> Problem
Collect every line below that contains the word "những".

> Records to use
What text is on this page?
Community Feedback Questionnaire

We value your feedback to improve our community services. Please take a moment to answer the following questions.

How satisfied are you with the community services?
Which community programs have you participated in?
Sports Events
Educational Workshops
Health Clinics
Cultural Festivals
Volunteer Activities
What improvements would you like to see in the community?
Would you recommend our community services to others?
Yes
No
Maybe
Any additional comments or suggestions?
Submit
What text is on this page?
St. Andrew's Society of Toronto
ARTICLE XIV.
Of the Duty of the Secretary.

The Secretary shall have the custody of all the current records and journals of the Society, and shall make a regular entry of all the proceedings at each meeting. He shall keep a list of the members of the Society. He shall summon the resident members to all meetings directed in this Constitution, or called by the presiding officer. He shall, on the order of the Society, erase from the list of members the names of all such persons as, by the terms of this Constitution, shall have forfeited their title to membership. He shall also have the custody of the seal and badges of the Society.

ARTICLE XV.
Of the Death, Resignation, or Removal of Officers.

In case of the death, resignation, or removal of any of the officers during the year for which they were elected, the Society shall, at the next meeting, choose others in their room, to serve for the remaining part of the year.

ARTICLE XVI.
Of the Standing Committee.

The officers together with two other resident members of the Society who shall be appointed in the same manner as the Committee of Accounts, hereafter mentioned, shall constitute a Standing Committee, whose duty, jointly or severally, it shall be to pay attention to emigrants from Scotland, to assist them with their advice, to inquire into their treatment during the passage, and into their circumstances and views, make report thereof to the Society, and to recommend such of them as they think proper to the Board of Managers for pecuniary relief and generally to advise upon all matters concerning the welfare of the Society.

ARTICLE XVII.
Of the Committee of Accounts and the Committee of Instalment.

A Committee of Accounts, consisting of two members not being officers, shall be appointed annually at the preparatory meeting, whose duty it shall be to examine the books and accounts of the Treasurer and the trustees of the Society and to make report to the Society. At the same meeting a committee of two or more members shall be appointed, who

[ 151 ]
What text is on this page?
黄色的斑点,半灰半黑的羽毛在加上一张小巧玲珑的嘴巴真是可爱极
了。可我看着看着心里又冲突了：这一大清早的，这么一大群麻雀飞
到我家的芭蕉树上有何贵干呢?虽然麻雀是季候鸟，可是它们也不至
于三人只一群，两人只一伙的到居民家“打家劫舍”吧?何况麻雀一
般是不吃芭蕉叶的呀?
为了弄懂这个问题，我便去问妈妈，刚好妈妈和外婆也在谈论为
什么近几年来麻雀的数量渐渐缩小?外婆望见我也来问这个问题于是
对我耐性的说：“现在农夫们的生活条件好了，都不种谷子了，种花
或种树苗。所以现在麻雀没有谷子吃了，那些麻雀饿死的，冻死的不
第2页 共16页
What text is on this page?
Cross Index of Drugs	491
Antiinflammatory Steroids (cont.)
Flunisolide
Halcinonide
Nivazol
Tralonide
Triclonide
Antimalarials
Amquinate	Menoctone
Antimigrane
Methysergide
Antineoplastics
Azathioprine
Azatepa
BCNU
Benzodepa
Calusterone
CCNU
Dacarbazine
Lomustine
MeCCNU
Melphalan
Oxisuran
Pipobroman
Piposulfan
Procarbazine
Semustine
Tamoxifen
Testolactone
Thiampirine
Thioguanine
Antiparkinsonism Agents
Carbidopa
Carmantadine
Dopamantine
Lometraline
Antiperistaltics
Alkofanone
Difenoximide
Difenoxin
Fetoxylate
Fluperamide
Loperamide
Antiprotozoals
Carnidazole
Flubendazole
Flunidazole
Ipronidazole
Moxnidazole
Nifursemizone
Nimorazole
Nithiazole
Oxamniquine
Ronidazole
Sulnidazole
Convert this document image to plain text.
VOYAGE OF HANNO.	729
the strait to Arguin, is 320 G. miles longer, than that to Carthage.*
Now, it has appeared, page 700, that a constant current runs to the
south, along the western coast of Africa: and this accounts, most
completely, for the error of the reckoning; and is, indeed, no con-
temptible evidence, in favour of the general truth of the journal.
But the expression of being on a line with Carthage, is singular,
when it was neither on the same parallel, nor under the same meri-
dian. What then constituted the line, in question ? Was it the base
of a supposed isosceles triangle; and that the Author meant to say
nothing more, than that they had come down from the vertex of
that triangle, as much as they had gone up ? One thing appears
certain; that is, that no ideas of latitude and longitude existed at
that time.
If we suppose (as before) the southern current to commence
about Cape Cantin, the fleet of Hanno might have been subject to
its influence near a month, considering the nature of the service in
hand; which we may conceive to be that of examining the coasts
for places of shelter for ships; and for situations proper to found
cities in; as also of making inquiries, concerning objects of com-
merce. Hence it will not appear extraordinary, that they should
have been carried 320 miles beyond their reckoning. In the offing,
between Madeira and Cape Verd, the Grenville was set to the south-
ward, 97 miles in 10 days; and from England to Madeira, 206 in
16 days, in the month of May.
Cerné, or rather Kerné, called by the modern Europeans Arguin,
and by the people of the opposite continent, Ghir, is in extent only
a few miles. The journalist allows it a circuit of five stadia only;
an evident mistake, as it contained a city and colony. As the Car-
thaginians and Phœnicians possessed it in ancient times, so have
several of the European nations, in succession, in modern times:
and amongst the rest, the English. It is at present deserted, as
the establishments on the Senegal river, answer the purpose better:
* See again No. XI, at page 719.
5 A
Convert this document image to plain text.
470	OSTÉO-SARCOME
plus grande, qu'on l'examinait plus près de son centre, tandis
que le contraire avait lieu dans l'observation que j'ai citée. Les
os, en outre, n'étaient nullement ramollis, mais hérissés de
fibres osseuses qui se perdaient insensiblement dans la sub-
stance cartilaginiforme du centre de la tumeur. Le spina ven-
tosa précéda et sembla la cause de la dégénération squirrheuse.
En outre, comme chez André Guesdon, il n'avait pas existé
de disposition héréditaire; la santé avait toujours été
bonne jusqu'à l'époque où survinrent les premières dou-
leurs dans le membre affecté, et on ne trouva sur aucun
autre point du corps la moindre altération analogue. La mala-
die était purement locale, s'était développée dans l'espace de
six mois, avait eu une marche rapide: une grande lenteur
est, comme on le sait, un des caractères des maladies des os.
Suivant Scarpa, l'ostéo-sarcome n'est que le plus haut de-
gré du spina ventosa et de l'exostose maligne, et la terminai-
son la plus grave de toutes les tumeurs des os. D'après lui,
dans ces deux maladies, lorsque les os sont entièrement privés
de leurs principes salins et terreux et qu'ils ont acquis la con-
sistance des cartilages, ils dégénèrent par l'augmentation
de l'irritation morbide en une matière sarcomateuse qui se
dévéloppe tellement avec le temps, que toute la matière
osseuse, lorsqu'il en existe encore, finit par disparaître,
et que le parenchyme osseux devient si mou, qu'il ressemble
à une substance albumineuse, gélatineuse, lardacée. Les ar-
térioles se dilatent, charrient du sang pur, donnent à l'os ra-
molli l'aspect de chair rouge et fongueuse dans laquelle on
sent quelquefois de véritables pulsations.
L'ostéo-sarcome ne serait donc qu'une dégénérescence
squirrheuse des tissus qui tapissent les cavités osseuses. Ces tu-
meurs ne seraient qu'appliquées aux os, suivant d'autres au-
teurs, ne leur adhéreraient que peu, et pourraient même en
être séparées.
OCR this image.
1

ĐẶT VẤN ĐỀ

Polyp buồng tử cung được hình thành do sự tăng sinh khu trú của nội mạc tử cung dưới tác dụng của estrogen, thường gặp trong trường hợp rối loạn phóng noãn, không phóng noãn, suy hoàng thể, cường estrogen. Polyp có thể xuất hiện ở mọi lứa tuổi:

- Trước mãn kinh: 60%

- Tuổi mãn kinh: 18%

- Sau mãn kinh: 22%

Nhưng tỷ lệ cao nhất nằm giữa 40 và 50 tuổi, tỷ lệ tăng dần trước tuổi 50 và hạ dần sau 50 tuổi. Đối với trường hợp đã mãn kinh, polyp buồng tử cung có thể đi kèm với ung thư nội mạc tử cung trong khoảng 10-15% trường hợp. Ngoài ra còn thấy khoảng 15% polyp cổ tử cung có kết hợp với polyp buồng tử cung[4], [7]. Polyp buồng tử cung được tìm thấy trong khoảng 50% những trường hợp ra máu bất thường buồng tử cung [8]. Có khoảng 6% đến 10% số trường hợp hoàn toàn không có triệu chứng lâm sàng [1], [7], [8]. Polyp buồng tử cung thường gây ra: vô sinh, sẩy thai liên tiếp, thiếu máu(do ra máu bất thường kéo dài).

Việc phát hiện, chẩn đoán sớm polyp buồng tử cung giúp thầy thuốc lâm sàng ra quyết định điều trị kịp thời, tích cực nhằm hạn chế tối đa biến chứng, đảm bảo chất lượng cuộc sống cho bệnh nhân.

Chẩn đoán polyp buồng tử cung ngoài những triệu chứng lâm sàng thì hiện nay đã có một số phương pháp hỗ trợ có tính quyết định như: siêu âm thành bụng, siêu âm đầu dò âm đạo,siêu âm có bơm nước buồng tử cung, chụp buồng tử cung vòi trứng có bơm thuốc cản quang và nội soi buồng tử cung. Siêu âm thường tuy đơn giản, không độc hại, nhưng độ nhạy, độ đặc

> Exercise result
Nhưng tỷ lệ cao nhất nằm giữa 40 và 50 tuổi, tỷ lệ tăng dần trước tuổi 50 và hạ dần sau 50 tuổi. Đối với trường hợp đã mãn kinh, polyp buồng tử cung có thể đi kèm với ung thư nội mạc tử cung trong khoảng 10-15% trường hợp. Ngoài ra còn thấy khoảng 15% polyp cổ tử cung có kết hợp với polyp buồng tử cung[4], [7]. Polyp buồng tử cung được tìm thấy trong khoảng 50% những trường hợp ra máu bất thường buồng tử cung [8]. Có khoảng 6% đến 10% số trường hợp hoàn toàn không có triệu chứng lâm sàng [1], [7], [8]. Polyp buồng tử cung thường gây ra: vô sinh, sẩy thai liên tiếp, thiếu máu(do ra máu bất thường kéo dài).
Chẩn đoán polyp buồng tử cung ngoài những triệu chứng lâm sàng thì hiện nay đã có một số phương pháp hỗ trợ có tính quyết định như: siêu âm thành bụng, siêu âm đầu dò âm đạo,siêu âm có bơm nước buồng tử cung, chụp buồng tử cung vòi trứng có bơm thuốc cản quang và nội soi buồng tử cung. Siêu âm thường tuy đơn giản, không độc hại, nhưng độ nhạy, độ đặc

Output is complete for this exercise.